What this task involves: Please write out the material below exactly as given.

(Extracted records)
----------

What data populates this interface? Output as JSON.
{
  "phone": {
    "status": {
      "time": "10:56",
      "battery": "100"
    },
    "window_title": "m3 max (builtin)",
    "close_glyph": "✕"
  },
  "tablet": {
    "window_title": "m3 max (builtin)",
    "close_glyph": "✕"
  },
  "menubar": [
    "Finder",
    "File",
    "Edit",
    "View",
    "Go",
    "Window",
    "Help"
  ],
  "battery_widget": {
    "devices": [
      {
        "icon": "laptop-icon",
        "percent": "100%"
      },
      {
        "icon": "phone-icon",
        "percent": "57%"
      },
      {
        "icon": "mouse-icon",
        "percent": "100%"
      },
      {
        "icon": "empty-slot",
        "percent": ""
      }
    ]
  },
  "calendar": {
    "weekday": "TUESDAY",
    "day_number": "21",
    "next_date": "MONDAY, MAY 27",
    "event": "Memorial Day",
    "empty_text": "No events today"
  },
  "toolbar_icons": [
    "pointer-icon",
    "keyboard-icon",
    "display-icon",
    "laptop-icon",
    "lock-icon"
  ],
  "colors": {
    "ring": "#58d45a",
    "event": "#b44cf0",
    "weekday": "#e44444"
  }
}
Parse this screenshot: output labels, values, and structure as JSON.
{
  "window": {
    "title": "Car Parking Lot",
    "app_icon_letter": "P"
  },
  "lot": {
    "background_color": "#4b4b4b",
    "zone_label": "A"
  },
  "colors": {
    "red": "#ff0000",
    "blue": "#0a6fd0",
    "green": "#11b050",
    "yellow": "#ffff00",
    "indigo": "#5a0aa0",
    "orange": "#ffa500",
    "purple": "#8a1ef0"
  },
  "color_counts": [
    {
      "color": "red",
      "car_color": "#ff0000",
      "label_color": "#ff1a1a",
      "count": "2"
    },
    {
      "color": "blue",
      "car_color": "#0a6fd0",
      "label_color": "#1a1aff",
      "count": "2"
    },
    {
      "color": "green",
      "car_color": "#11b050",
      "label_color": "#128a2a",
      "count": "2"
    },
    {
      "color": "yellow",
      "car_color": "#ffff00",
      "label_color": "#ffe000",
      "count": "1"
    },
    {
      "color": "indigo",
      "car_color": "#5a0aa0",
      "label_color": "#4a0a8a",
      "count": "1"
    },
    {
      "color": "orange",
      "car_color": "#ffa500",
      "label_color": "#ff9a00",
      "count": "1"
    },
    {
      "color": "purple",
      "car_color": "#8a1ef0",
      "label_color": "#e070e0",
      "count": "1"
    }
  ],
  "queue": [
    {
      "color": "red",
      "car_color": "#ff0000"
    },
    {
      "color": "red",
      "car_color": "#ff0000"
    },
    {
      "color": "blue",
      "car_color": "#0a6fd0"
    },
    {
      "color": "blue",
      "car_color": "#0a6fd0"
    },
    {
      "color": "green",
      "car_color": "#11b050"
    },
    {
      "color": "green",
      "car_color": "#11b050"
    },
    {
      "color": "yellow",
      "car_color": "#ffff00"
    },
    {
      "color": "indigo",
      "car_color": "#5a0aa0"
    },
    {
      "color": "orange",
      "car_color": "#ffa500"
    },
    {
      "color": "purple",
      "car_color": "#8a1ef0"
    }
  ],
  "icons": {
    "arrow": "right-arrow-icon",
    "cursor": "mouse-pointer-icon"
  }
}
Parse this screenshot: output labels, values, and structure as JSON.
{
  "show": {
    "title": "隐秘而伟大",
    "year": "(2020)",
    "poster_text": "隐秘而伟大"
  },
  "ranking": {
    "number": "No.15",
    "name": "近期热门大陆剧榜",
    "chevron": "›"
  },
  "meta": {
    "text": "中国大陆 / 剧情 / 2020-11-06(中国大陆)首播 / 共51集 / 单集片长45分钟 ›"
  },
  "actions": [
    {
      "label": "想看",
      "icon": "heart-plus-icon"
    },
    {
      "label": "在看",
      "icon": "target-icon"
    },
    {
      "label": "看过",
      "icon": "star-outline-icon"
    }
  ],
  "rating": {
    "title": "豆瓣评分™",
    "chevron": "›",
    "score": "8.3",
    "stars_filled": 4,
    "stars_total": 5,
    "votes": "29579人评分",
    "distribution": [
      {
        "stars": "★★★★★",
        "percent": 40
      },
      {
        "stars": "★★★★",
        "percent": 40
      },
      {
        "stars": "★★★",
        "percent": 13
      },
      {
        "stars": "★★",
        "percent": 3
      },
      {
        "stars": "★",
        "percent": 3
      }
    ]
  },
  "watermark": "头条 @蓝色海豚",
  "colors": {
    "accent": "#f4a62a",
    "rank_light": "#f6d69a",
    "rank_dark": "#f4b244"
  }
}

----------

Full answer:
What data populates this interface? Output as JSON.
{
  "phone": {
    "status": {
      "time": "10:56",
      "battery": "100"
    },
    "window_title": "m3 max (builtin)",
    "close_glyph": "✕"
  },
  "tablet": {
    "window_title": "m3 max (builtin)",
    "close_glyph": "✕"
  },
  "menubar": [
    "Finder",
    "File",
    "Edit",
    "View",
    "Go",
    "Window",
    "Help"
  ],
  "battery_widget": {
    "devices": [
      {
        "icon": "laptop-icon",
        "percent": "100%"
      },
      {
        "icon": "phone-icon",
        "percent": "57%"
      },
      {
        "icon": "mouse-icon",
        "percent": "100%"
      },
      {
        "icon": "empty-slot",
        "percent": ""
      }
    ]
  },
  "calendar": {
    "weekday": "TUESDAY",
    "day_number": "21",
    "next_date": "MONDAY, MAY 27",
    "event": "Memorial Day",
    "empty_text": "No events today"
  },
  "toolbar_icons": [
    "pointer-icon",
    "keyboard-icon",
    "display-icon",
    "laptop-icon",
    "lock-icon"
  ],
  "colors": {
    "ring": "#58d45a",
    "event": "#b44cf0",
    "weekday": "#e44444"
  }
}
Parse this screenshot: output labels, values, and structure as JSON.
{
  "window": {
    "title": "Car Parking Lot",
    "app_icon_letter": "P"
  },
  "lot": {
    "background_color": "#4b4b4b",
    "zone_label": "A"
  },
  "colors": {
    "red": "#ff0000",
    "blue": "#0a6fd0",
    "green": "#11b050",
    "yellow": "#ffff00",
    "indigo": "#5a0aa0",
    "orange": "#ffa500",
    "purple": "#8a1ef0"
  },
  "color_counts": [
    {
      "color": "red",
      "car_color": "#ff0000",
      "label_color": "#ff1a1a",
      "count": "2"
    },
    {
      "color": "blue",
      "car_color": "#0a6fd0",
      "label_color": "#1a1aff",
      "count": "2"
    },
    {
      "color": "green",
      "car_color": "#11b050",
      "label_color": "#128a2a",
      "count": "2"
    },
    {
      "color": "yellow",
      "car_color": "#ffff00",
      "label_color": "#ffe000",
      "count": "1"
    },
    {
      "color": "indigo",
      "car_color": "#5a0aa0",
      "label_color": "#4a0a8a",
      "count": "1"
    },
    {
      "color": "orange",
      "car_color": "#ffa500",
      "label_color": "#ff9a00",
      "count": "1"
    },
    {
      "color": "purple",
      "car_color": "#8a1ef0",
      "label_color": "#e070e0",
      "count": "1"
    }
  ],
  "queue": [
    {
      "color": "red",
      "car_color": "#ff0000"
    },
    {
      "color": "red",
      "car_color": "#ff0000"
    },
    {
      "color": "blue",
      "car_color": "#0a6fd0"
    },
    {
      "color": "blue",
      "car_color": "#0a6fd0"
    },
    {
      "color": "green",
      "car_color": "#11b050"
    },
    {
      "color": "green",
      "car_color": "#11b050"
    },
    {
      "color": "yellow",
      "car_color": "#ffff00"
    },
    {
      "color": "indigo",
      "car_color": "#5a0aa0"
    },
    {
      "color": "orange",
      "car_color": "#ffa500"
    },
    {
      "color": "purple",
      "car_color": "#8a1ef0"
    }
  ],
  "icons": {
    "arrow": "right-arrow-icon",
    "cursor": "mouse-pointer-icon"
  }
}
Parse this screenshot: output labels, values, and structure as JSON.
{
  "show": {
    "title": "隐秘而伟大",
    "year": "(2020)",
    "poster_text": "隐秘而伟大"
  },
  "ranking": {
    "number": "No.15",
    "name": "近期热门大陆剧榜",
    "chevron": "›"
  },
  "meta": {
    "text": "中国大陆 / 剧情 / 2020-11-06(中国大陆)首播 / 共51集 / 单集片长45分钟 ›"
  },
  "actions": [
    {
      "label": "想看",
      "icon": "heart-plus-icon"
    },
    {
      "label": "在看",
      "icon": "target-icon"
    },
    {
      "label": "看过",
      "icon": "star-outline-icon"
    }
  ],
  "rating": {
    "title": "豆瓣评分™",
    "chevron": "›",
    "score": "8.3",
    "stars_filled": 4,
    "stars_total": 5,
    "votes": "29579人评分",
    "distribution": [
      {
        "stars": "★★★★★",
        "percent": 40
      },
      {
        "stars": "★★★★",
        "percent": 40
      },
      {
        "stars": "★★★",
        "percent": 13
      },
      {
        "stars": "★★",
        "percent": 3
      },
      {
        "stars": "★",
        "percent": 3
      }
    ]
  },
  "watermark": "头条 @蓝色海豚",
  "colors": {
    "accent": "#f4a62a",
    "rank_light": "#f6d69a",
    "rank_dark": "#f4b244"
  }
}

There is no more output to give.